====== DATA SHOWN ======

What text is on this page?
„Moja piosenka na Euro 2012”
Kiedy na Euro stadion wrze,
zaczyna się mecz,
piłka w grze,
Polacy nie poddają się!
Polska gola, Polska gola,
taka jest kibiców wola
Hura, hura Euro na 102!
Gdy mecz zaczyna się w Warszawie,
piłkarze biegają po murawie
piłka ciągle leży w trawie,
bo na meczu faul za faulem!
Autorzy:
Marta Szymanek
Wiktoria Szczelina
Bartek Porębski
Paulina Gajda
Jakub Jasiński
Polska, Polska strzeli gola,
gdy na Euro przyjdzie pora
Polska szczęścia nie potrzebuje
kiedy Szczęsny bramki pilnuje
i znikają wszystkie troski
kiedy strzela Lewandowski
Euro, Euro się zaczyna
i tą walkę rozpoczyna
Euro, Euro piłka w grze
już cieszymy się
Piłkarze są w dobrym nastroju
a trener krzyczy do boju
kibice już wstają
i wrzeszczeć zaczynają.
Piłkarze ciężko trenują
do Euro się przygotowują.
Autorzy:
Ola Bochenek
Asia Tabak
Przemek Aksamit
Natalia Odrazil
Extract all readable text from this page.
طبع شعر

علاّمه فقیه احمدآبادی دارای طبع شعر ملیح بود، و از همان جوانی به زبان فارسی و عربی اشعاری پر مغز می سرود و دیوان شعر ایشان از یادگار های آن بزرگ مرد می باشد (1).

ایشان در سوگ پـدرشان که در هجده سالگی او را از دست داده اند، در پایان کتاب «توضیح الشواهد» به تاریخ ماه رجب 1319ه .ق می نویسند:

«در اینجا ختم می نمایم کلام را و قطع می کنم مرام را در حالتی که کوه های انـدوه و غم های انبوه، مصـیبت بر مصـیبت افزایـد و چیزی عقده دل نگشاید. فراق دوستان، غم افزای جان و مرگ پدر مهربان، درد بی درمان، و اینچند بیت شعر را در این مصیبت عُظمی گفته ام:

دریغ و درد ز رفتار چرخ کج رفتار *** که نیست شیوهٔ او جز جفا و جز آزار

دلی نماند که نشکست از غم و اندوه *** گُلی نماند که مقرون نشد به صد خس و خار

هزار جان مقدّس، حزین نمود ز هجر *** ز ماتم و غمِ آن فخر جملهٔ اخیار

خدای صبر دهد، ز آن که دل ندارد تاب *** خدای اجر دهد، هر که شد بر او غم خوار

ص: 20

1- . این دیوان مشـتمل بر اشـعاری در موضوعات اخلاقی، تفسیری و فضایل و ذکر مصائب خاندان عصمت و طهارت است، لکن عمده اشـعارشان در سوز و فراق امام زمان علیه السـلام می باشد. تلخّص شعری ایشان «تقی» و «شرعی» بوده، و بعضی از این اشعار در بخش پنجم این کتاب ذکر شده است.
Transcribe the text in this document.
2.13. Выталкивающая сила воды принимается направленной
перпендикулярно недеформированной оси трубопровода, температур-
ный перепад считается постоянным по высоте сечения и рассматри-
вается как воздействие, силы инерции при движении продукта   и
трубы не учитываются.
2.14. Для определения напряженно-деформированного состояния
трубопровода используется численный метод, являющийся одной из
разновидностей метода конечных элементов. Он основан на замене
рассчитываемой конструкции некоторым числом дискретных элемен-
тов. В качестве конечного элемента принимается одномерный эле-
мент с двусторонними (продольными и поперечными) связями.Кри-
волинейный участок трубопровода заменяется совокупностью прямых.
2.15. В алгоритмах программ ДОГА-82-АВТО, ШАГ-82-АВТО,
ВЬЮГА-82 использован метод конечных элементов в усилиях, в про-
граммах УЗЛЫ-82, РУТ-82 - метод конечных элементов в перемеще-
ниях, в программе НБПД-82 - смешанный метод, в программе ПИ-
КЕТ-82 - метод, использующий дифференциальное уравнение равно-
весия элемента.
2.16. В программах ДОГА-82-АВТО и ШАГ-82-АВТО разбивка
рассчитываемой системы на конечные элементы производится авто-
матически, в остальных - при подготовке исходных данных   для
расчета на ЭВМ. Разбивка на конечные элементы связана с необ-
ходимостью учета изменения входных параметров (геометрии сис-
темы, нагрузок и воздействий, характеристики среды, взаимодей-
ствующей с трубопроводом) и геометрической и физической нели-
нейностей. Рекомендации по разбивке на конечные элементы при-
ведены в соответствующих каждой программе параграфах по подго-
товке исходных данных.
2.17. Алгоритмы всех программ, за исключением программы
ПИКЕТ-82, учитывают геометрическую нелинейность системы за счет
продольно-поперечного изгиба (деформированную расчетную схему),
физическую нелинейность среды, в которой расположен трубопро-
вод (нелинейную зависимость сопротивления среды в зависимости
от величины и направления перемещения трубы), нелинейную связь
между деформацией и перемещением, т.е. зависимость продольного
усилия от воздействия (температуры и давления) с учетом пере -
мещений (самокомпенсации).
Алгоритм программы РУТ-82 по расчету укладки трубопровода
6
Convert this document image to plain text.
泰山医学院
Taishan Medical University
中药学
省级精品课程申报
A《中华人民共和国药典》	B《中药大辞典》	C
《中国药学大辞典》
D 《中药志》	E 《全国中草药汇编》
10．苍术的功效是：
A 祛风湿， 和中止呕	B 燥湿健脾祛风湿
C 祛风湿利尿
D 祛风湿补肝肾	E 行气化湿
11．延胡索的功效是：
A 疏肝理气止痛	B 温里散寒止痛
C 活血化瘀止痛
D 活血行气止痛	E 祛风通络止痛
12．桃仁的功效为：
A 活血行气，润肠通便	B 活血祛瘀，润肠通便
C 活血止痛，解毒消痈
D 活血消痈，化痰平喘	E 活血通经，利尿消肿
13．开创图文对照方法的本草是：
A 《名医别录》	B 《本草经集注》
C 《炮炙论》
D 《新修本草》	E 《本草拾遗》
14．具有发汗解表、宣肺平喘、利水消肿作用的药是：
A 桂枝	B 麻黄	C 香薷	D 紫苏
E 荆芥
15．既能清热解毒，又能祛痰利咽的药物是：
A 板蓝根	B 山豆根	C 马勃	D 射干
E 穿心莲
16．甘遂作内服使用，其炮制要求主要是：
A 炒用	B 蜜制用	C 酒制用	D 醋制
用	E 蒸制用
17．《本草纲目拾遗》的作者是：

======

» EXERCISE
Write the entire listing out again, word for word.

» TASK RESPONSE
What text is on this page?
„Moja piosenka na Euro 2012”
Kiedy na Euro stadion wrze,
zaczyna się mecz,
piłka w grze,
Polacy nie poddają się!
Polska gola, Polska gola,
taka jest kibiców wola
Hura, hura Euro na 102!
Gdy mecz zaczyna się w Warszawie,
piłkarze biegają po murawie
piłka ciągle leży w trawie,
bo na meczu faul za faulem!
Autorzy:
Marta Szymanek
Wiktoria Szczelina
Bartek Porębski
Paulina Gajda
Jakub Jasiński
Polska, Polska strzeli gola,
gdy na Euro przyjdzie pora
Polska szczęścia nie potrzebuje
kiedy Szczęsny bramki pilnuje
i znikają wszystkie troski
kiedy strzela Lewandowski
Euro, Euro się zaczyna
i tą walkę rozpoczyna
Euro, Euro piłka w grze
już cieszymy się
Piłkarze są w dobrym nastroju
a trener krzyczy do boju
kibice już wstają
i wrzeszczeć zaczynają.
Piłkarze ciężko trenują
do Euro się przygotowują.
Autorzy:
Ola Bochenek
Asia Tabak
Przemek Aksamit
Natalia Odrazil
Extract all readable text from this page.
طبع شعر

علاّمه فقیه احمدآبادی دارای طبع شعر ملیح بود، و از همان جوانی به زبان فارسی و عربی اشعاری پر مغز می سرود و دیوان شعر ایشان از یادگار های آن بزرگ مرد می باشد (1).

ایشان در سوگ پـدرشان که در هجده سالگی او را از دست داده اند، در پایان کتاب «توضیح الشواهد» به تاریخ ماه رجب 1319ه .ق می نویسند:

«در اینجا ختم می نمایم کلام را و قطع می کنم مرام را در حالتی که کوه های انـدوه و غم های انبوه، مصـیبت بر مصـیبت افزایـد و چیزی عقده دل نگشاید. فراق دوستان، غم افزای جان و مرگ پدر مهربان، درد بی درمان، و اینچند بیت شعر را در این مصیبت عُظمی گفته ام:

دریغ و درد ز رفتار چرخ کج رفتار *** که نیست شیوهٔ او جز جفا و جز آزار

دلی نماند که نشکست از غم و اندوه *** گُلی نماند که مقرون نشد به صد خس و خار

هزار جان مقدّس، حزین نمود ز هجر *** ز ماتم و غمِ آن فخر جملهٔ اخیار

خدای صبر دهد، ز آن که دل ندارد تاب *** خدای اجر دهد، هر که شد بر او غم خوار

ص: 20

1- . این دیوان مشـتمل بر اشـعاری در موضوعات اخلاقی، تفسیری و فضایل و ذکر مصائب خاندان عصمت و طهارت است، لکن عمده اشـعارشان در سوز و فراق امام زمان علیه السـلام می باشد. تلخّص شعری ایشان «تقی» و «شرعی» بوده، و بعضی از این اشعار در بخش پنجم این کتاب ذکر شده است.
Transcribe the text in this document.
2.13. Выталкивающая сила воды принимается направленной
перпендикулярно недеформированной оси трубопровода, температур-
ный перепад считается постоянным по высоте сечения и рассматри-
вается как воздействие, силы инерции при движении продукта   и
трубы не учитываются.
2.14. Для определения напряженно-деформированного состояния
трубопровода используется численный метод, являющийся одной из
разновидностей метода конечных элементов. Он основан на замене
рассчитываемой конструкции некоторым числом дискретных элемен-
тов. В качестве конечного элемента принимается одномерный эле-
мент с двусторонними (продольными и поперечными) связями.Кри-
волинейный участок трубопровода заменяется совокупностью прямых.
2.15. В алгоритмах программ ДОГА-82-АВТО, ШАГ-82-АВТО,
ВЬЮГА-82 использован метод конечных элементов в усилиях, в про-
граммах УЗЛЫ-82, РУТ-82 - метод конечных элементов в перемеще-
ниях, в программе НБПД-82 - смешанный метод, в программе ПИ-
КЕТ-82 - метод, использующий дифференциальное уравнение равно-
весия элемента.
2.16. В программах ДОГА-82-АВТО и ШАГ-82-АВТО разбивка
рассчитываемой системы на конечные элементы производится авто-
матически, в остальных - при подготовке исходных данных   для
расчета на ЭВМ. Разбивка на конечные элементы связана с необ-
ходимостью учета изменения входных параметров (геометрии сис-
темы, нагрузок и воздействий, характеристики среды, взаимодей-
ствующей с трубопроводом) и геометрической и физической нели-
нейностей. Рекомендации по разбивке на конечные элементы при-
ведены в соответствующих каждой программе параграфах по подго-
товке исходных данных.
2.17. Алгоритмы всех программ, за исключением программы
ПИКЕТ-82, учитывают геометрическую нелинейность системы за счет
продольно-поперечного изгиба (деформированную расчетную схему),
физическую нелинейность среды, в которой расположен трубопро-
вод (нелинейную зависимость сопротивления среды в зависимости
от величины и направления перемещения трубы), нелинейную связь
между деформацией и перемещением, т.е. зависимость продольного
усилия от воздействия (температуры и давления) с учетом пере -
мещений (самокомпенсации).
Алгоритм программы РУТ-82 по расчету укладки трубопровода
6
Convert this document image to plain text.
泰山医学院
Taishan Medical University
中药学
省级精品课程申报
A《中华人民共和国药典》	B《中药大辞典》	C
《中国药学大辞典》
D 《中药志》	E 《全国中草药汇编》
10．苍术的功效是：
A 祛风湿， 和中止呕	B 燥湿健脾祛风湿
C 祛风湿利尿
D 祛风湿补肝肾	E 行气化湿
11．延胡索的功效是：
A 疏肝理气止痛	B 温里散寒止痛
C 活血化瘀止痛
D 活血行气止痛	E 祛风通络止痛
12．桃仁的功效为：
A 活血行气，润肠通便	B 活血祛瘀，润肠通便
C 活血止痛，解毒消痈
D 活血消痈，化痰平喘	E 活血通经，利尿消肿
13．开创图文对照方法的本草是：
A 《名医别录》	B 《本草经集注》
C 《炮炙论》
D 《新修本草》	E 《本草拾遗》
14．具有发汗解表、宣肺平喘、利水消肿作用的药是：
A 桂枝	B 麻黄	C 香薷	D 紫苏
E 荆芥
15．既能清热解毒，又能祛痰利咽的药物是：
A 板蓝根	B 山豆根	C 马勃	D 射干
E 穿心莲
16．甘遂作内服使用，其炮制要求主要是：
A 炒用	B 蜜制用	C 酒制用	D 醋制
用	E 蒸制用
17．《本草纲目拾遗》的作者是：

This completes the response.